▶ [Entries supplied]
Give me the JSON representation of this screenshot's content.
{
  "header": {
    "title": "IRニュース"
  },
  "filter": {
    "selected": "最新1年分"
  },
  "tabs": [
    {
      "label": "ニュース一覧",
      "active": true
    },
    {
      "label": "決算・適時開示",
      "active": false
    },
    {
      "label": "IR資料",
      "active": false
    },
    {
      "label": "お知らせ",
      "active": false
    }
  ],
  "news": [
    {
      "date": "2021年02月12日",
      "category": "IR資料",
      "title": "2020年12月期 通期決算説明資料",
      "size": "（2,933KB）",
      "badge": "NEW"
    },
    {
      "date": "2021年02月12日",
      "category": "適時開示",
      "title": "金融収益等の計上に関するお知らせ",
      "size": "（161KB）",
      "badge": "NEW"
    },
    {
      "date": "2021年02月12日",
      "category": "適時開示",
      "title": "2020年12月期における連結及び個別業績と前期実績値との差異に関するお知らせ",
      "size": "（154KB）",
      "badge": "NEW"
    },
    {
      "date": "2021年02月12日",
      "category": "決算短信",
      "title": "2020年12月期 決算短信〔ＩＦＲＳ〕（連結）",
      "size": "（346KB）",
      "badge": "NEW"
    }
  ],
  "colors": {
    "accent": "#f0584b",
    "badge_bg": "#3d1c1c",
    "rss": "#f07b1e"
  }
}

▶ [What this task involves]
Copy out each line in the listing that has the word "title".

▶ [Result of the exercise]
    "title": "IRニュース"
      "title": "2020年12月期 通期決算説明資料",
      "title": "金融収益等の計上に関するお知らせ",
      "title": "2020年12月期における連結及び個別業績と前期実績値との差異に関するお知らせ",
      "title": "2020年12月期 決算短信〔ＩＦＲＳ〕（連結）",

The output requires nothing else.